# [Information given]
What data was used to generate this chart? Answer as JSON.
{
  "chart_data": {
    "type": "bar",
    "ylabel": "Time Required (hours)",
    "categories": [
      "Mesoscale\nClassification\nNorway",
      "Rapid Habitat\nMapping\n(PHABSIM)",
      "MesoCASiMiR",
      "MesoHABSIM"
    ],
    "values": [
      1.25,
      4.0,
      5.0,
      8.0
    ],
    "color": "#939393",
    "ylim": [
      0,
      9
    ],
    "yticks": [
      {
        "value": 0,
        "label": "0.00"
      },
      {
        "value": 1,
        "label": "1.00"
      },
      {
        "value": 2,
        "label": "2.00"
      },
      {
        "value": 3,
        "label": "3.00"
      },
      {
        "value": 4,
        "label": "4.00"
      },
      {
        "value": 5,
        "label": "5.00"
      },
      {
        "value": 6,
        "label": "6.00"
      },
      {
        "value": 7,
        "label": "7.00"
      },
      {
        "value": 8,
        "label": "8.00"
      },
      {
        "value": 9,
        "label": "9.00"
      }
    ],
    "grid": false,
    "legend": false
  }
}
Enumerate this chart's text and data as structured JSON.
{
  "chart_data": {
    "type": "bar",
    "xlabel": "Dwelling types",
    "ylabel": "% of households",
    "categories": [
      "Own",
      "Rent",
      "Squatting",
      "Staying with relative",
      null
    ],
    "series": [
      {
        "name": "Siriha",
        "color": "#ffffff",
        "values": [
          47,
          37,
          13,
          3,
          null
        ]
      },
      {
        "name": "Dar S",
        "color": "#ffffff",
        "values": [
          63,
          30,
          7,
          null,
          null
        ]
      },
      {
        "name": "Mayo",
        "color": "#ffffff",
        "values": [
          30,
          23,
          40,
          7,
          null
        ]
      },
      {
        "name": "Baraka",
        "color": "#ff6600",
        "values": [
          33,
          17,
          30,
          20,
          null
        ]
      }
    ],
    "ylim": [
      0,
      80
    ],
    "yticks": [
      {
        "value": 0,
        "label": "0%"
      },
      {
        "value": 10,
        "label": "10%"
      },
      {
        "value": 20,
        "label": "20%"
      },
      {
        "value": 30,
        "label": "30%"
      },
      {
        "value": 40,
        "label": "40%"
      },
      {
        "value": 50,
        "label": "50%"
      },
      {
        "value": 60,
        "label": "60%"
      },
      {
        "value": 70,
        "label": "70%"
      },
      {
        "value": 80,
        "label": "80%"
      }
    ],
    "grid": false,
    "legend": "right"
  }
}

# [What to work on]
Among the records above, find each line holding the string "ylabel" and pull it out.

# [Answer to this exercise]
    "ylabel": "Time Required (hours)",
    "ylabel": "% of households",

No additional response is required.